▸ **What you should do**: Repeat every line of the material, character for character.

☆ ☆ ☆

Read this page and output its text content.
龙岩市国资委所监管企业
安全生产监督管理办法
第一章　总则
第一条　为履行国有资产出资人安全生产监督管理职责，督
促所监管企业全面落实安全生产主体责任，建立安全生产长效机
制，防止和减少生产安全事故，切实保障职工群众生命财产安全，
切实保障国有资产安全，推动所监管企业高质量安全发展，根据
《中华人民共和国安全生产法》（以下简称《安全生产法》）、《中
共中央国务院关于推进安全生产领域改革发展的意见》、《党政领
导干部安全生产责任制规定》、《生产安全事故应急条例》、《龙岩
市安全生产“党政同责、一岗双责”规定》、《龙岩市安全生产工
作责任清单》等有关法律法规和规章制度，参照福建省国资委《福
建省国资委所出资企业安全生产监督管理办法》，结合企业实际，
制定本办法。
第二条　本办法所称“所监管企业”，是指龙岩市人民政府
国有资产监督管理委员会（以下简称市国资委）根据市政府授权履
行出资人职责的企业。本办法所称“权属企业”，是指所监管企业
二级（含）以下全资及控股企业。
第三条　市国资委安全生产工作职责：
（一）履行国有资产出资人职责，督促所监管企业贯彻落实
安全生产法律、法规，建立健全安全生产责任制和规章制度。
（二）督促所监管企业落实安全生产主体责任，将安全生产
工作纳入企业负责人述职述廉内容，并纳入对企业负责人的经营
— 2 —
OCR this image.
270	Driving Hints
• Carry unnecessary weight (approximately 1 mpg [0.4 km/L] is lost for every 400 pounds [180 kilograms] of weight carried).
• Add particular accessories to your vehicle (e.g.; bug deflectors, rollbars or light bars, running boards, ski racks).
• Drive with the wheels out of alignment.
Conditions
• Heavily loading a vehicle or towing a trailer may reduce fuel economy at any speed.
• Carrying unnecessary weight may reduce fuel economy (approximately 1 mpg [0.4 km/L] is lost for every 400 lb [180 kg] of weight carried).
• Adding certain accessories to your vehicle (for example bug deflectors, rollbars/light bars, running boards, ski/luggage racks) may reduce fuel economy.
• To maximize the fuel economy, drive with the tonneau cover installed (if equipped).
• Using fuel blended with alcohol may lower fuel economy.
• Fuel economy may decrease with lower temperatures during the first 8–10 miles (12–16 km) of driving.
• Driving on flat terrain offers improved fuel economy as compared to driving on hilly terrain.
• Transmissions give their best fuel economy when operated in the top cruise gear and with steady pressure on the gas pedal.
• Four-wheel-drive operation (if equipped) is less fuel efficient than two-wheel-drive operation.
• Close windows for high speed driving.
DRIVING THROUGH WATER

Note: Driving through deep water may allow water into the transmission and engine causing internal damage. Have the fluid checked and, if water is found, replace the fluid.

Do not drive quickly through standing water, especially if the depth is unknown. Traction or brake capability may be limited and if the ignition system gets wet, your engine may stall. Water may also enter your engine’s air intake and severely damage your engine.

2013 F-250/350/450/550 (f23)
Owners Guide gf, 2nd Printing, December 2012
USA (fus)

☆ ☆ ☆

▸ **Exercise output**:
Read this page and output its text content.
龙岩市国资委所监管企业
安全生产监督管理办法
第一章　总则
第一条　为履行国有资产出资人安全生产监督管理职责，督
促所监管企业全面落实安全生产主体责任，建立安全生产长效机
制，防止和减少生产安全事故，切实保障职工群众生命财产安全，
切实保障国有资产安全，推动所监管企业高质量安全发展，根据
《中华人民共和国安全生产法》（以下简称《安全生产法》）、《中
共中央国务院关于推进安全生产领域改革发展的意见》、《党政领
导干部安全生产责任制规定》、《生产安全事故应急条例》、《龙岩
市安全生产“党政同责、一岗双责”规定》、《龙岩市安全生产工
作责任清单》等有关法律法规和规章制度，参照福建省国资委《福
建省国资委所出资企业安全生产监督管理办法》，结合企业实际，
制定本办法。
第二条　本办法所称“所监管企业”，是指龙岩市人民政府
国有资产监督管理委员会（以下简称市国资委）根据市政府授权履
行出资人职责的企业。本办法所称“权属企业”，是指所监管企业
二级（含）以下全资及控股企业。
第三条　市国资委安全生产工作职责：
（一）履行国有资产出资人职责，督促所监管企业贯彻落实
安全生产法律、法规，建立健全安全生产责任制和规章制度。
（二）督促所监管企业落实安全生产主体责任，将安全生产
工作纳入企业负责人述职述廉内容，并纳入对企业负责人的经营
— 2 —
OCR this image.
270	Driving Hints
• Carry unnecessary weight (approximately 1 mpg [0.4 km/L] is lost for every 400 pounds [180 kilograms] of weight carried).
• Add particular accessories to your vehicle (e.g.; bug deflectors, rollbars or light bars, running boards, ski racks).
• Drive with the wheels out of alignment.
Conditions
• Heavily loading a vehicle or towing a trailer may reduce fuel economy at any speed.
• Carrying unnecessary weight may reduce fuel economy (approximately 1 mpg [0.4 km/L] is lost for every 400 lb [180 kg] of weight carried).
• Adding certain accessories to your vehicle (for example bug deflectors, rollbars/light bars, running boards, ski/luggage racks) may reduce fuel economy.
• To maximize the fuel economy, drive with the tonneau cover installed (if equipped).
• Using fuel blended with alcohol may lower fuel economy.
• Fuel economy may decrease with lower temperatures during the first 8–10 miles (12–16 km) of driving.
• Driving on flat terrain offers improved fuel economy as compared to driving on hilly terrain.
• Transmissions give their best fuel economy when operated in the top cruise gear and with steady pressure on the gas pedal.
• Four-wheel-drive operation (if equipped) is less fuel efficient than two-wheel-drive operation.
• Close windows for high speed driving.
DRIVING THROUGH WATER

Note: Driving through deep water may allow water into the transmission and engine causing internal damage. Have the fluid checked and, if water is found, replace the fluid.

Do not drive quickly through standing water, especially if the depth is unknown. Traction or brake capability may be limited and if the ignition system gets wet, your engine may stall. Water may also enter your engine’s air intake and severely damage your engine.

2013 F-250/350/450/550 (f23)
Owners Guide gf, 2nd Printing, December 2012
USA (fus)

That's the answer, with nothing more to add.